• _Records for this task_
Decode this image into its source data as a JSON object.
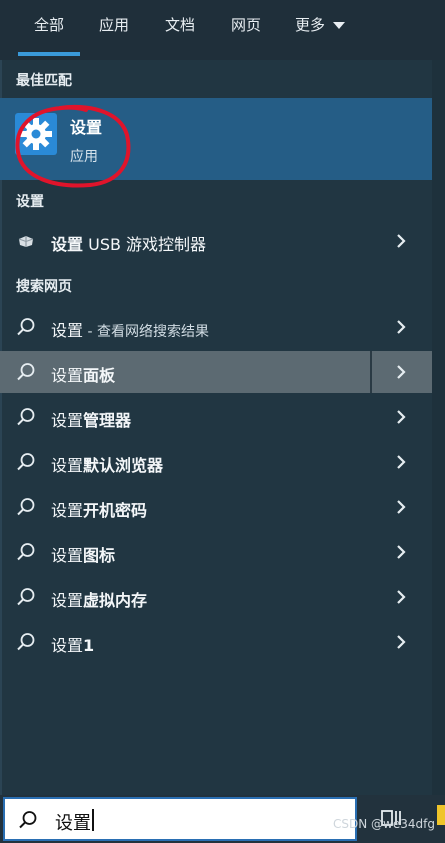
{
  "tabs": [
    {
      "label": "全部",
      "active": true
    },
    {
      "label": "应用",
      "active": false
    },
    {
      "label": "文档",
      "active": false
    },
    {
      "label": "网页",
      "active": false
    },
    {
      "label": "更多",
      "active": false
    }
  ],
  "best_match": {
    "section_label": "最佳匹配",
    "title": "设置",
    "subtitle": "应用",
    "icon": "gear-icon"
  },
  "settings_section": {
    "label": "设置",
    "items": [
      {
        "bold": "设置",
        "rest": " USB 游戏控制器",
        "icon": "gamepad-icon"
      }
    ]
  },
  "web_section": {
    "label": "搜索网页",
    "items": [
      {
        "prefix": "设置",
        "suffix": " - 查看网络搜索结果",
        "style": "muted"
      },
      {
        "prefix": "设置",
        "suffix": "面板",
        "style": "bold",
        "selected": true
      },
      {
        "prefix": "设置",
        "suffix": "管理器",
        "style": "bold"
      },
      {
        "prefix": "设置",
        "suffix": "默认浏览器",
        "style": "bold"
      },
      {
        "prefix": "设置",
        "suffix": "开机密码",
        "style": "bold"
      },
      {
        "prefix": "设置",
        "suffix": "图标",
        "style": "bold"
      },
      {
        "prefix": "设置",
        "suffix": "虚拟内存",
        "style": "bold"
      },
      {
        "prefix": "设置",
        "suffix": "1",
        "style": "bold"
      }
    ]
  },
  "search": {
    "value": "设置"
  },
  "watermark": "CSDN @we34dfg",
  "colors": {
    "accent": "#3a9ad9",
    "selection": "#255d86",
    "annotation": "#e0142b"
  }
}
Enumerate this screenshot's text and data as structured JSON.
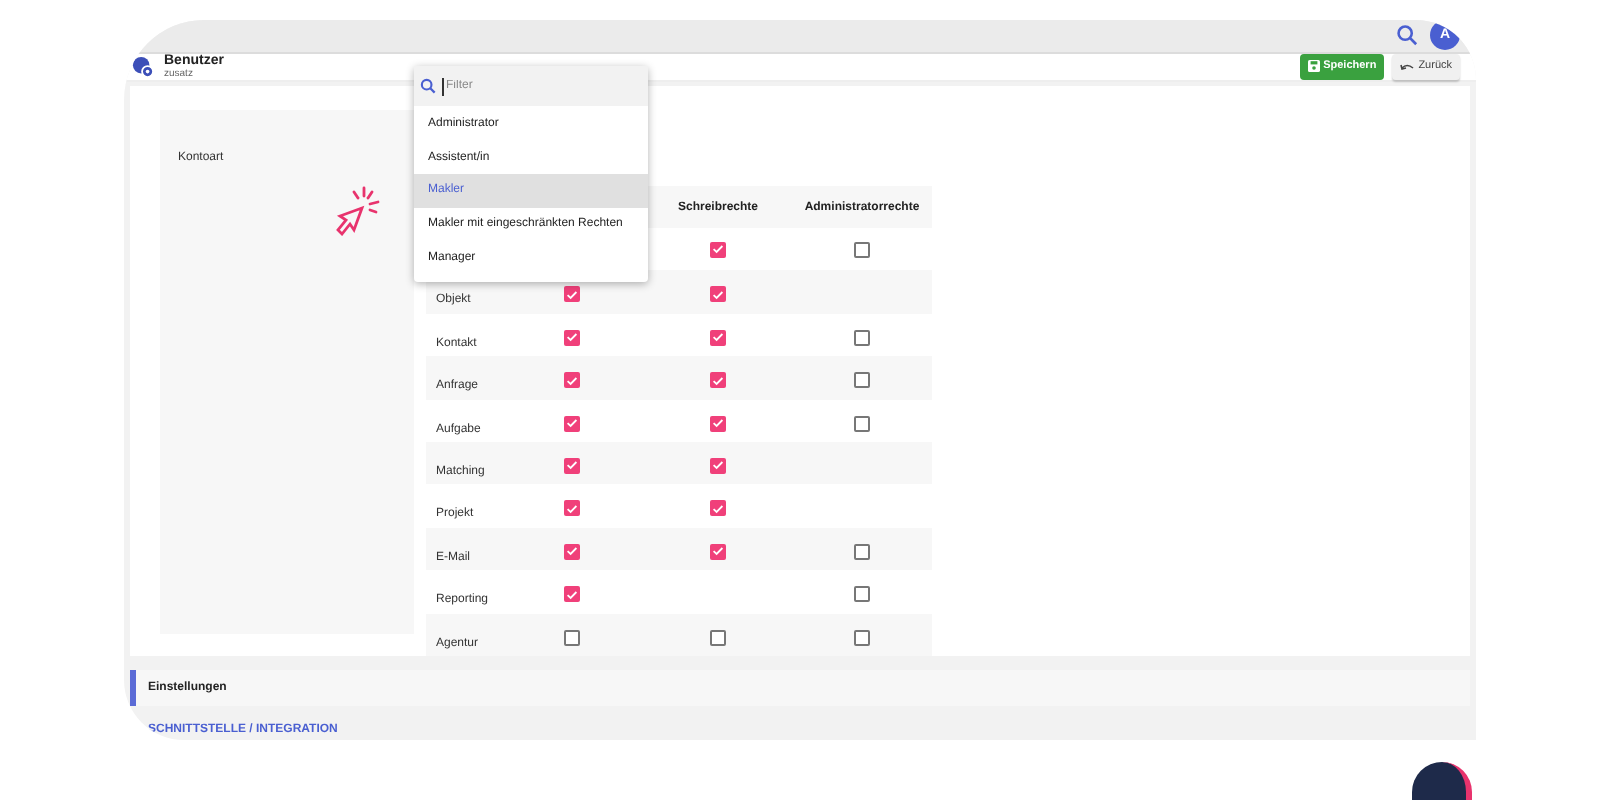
{
  "header": {
    "title": "Benutzer",
    "subtitle": "zusatz",
    "buttons": [
      {
        "kind": "save",
        "label": "Speichern"
      },
      {
        "kind": "back",
        "label": "Zurück"
      }
    ]
  },
  "avatar": {
    "initial": "A"
  },
  "section": {
    "label": "Kontoart"
  },
  "table": {
    "columns": [
      "Schreibrechte",
      "Administratorrechte"
    ],
    "rows": [
      {
        "cells": [
          null,
          {
            "checked": true
          },
          {
            "checked": false
          }
        ]
      },
      {
        "label": "Objekt",
        "cells": [
          {
            "checked": true
          },
          {
            "checked": true
          },
          null
        ]
      },
      {
        "label": "Kontakt",
        "cells": [
          {
            "checked": true
          },
          {
            "checked": true
          },
          {
            "checked": false
          }
        ]
      },
      {
        "label": "Anfrage",
        "cells": [
          {
            "checked": true
          },
          {
            "checked": true
          },
          {
            "checked": false
          }
        ]
      },
      {
        "label": "Aufgabe",
        "cells": [
          {
            "checked": true
          },
          {
            "checked": true
          },
          {
            "checked": false
          }
        ]
      },
      {
        "label": "Matching",
        "cells": [
          {
            "checked": true
          },
          {
            "checked": true
          },
          null
        ]
      },
      {
        "label": "Projekt",
        "cells": [
          {
            "checked": true
          },
          {
            "checked": true
          },
          null
        ]
      },
      {
        "label": "E-Mail",
        "cells": [
          {
            "checked": true
          },
          {
            "checked": true
          },
          {
            "checked": false
          }
        ]
      },
      {
        "label": "Reporting",
        "cells": [
          {
            "checked": true
          },
          null,
          {
            "checked": false
          }
        ]
      },
      {
        "label": "Agentur",
        "cells": [
          {
            "checked": false
          },
          {
            "checked": false
          },
          {
            "checked": false
          }
        ]
      }
    ]
  },
  "dropdown": {
    "placeholder": "Filter",
    "options": [
      {
        "label": "Administrator",
        "selected": false
      },
      {
        "label": "Assistent/in",
        "selected": false
      },
      {
        "label": "Makler",
        "selected": true
      },
      {
        "label": "Makler mit eingeschränkten Rechten",
        "selected": false
      },
      {
        "label": "Manager",
        "selected": false
      }
    ]
  },
  "settings": {
    "label": "Einstellungen"
  },
  "link": {
    "label": "SCHNITTSTELLE / INTEGRATION"
  }
}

• _Exercise requirements_
Are you able to set down all the lines above exactly, without any pictures?

• _Full output_
Decode this image into its source data as a JSON object.
{
  "tabs": [
    {
      "label": "全部",
      "active": true
    },
    {
      "label": "应用",
      "active": false
    },
    {
      "label": "文档",
      "active": false
    },
    {
      "label": "网页",
      "active": false
    },
    {
      "label": "更多",
      "active": false
    }
  ],
  "best_match": {
    "section_label": "最佳匹配",
    "title": "设置",
    "subtitle": "应用",
    "icon": "gear-icon"
  },
  "settings_section": {
    "label": "设置",
    "items": [
      {
        "bold": "设置",
        "rest": " USB 游戏控制器",
        "icon": "gamepad-icon"
      }
    ]
  },
  "web_section": {
    "label": "搜索网页",
    "items": [
      {
        "prefix": "设置",
        "suffix": " - 查看网络搜索结果",
        "style": "muted"
      },
      {
        "prefix": "设置",
        "suffix": "面板",
        "style": "bold",
        "selected": true
      },
      {
        "prefix": "设置",
        "suffix": "管理器",
        "style": "bold"
      },
      {
        "prefix": "设置",
        "suffix": "默认浏览器",
        "style": "bold"
      },
      {
        "prefix": "设置",
        "suffix": "开机密码",
        "style": "bold"
      },
      {
        "prefix": "设置",
        "suffix": "图标",
        "style": "bold"
      },
      {
        "prefix": "设置",
        "suffix": "虚拟内存",
        "style": "bold"
      },
      {
        "prefix": "设置",
        "suffix": "1",
        "style": "bold"
      }
    ]
  },
  "search": {
    "value": "设置"
  },
  "watermark": "CSDN @we34dfg",
  "colors": {
    "accent": "#3a9ad9",
    "selection": "#255d86",
    "annotation": "#e0142b"
  }
}
Enumerate this screenshot's text and data as structured JSON.
{
  "header": {
    "title": "Benutzer",
    "subtitle": "zusatz",
    "buttons": [
      {
        "kind": "save",
        "label": "Speichern"
      },
      {
        "kind": "back",
        "label": "Zurück"
      }
    ]
  },
  "avatar": {
    "initial": "A"
  },
  "section": {
    "label": "Kontoart"
  },
  "table": {
    "columns": [
      "Schreibrechte",
      "Administratorrechte"
    ],
    "rows": [
      {
        "cells": [
          null,
          {
            "checked": true
          },
          {
            "checked": false
          }
        ]
      },
      {
        "label": "Objekt",
        "cells": [
          {
            "checked": true
          },
          {
            "checked": true
          },
          null
        ]
      },
      {
        "label": "Kontakt",
        "cells": [
          {
            "checked": true
          },
          {
            "checked": true
          },
          {
            "checked": false
          }
        ]
      },
      {
        "label": "Anfrage",
        "cells": [
          {
            "checked": true
          },
          {
            "checked": true
          },
          {
            "checked": false
          }
        ]
      },
      {
        "label": "Aufgabe",
        "cells": [
          {
            "checked": true
          },
          {
            "checked": true
          },
          {
            "checked": false
          }
        ]
      },
      {
        "label": "Matching",
        "cells": [
          {
            "checked": true
          },
          {
            "checked": true
          },
          null
        ]
      },
      {
        "label": "Projekt",
        "cells": [
          {
            "checked": true
          },
          {
            "checked": true
          },
          null
        ]
      },
      {
        "label": "E-Mail",
        "cells": [
          {
            "checked": true
          },
          {
            "checked": true
          },
          {
            "checked": false
          }
        ]
      },
      {
        "label": "Reporting",
        "cells": [
          {
            "checked": true
          },
          null,
          {
            "checked": false
          }
        ]
      },
      {
        "label": "Agentur",
        "cells": [
          {
            "checked": false
          },
          {
            "checked": false
          },
          {
            "checked": false
          }
        ]
      }
    ]
  },
  "dropdown": {
    "placeholder": "Filter",
    "options": [
      {
        "label": "Administrator",
        "selected": false
      },
      {
        "label": "Assistent/in",
        "selected": false
      },
      {
        "label": "Makler",
        "selected": true
      },
      {
        "label": "Makler mit eingeschränkten Rechten",
        "selected": false
      },
      {
        "label": "Manager",
        "selected": false
      }
    ]
  },
  "settings": {
    "label": "Einstellungen"
  },
  "link": {
    "label": "SCHNITTSTELLE / INTEGRATION"
  }
}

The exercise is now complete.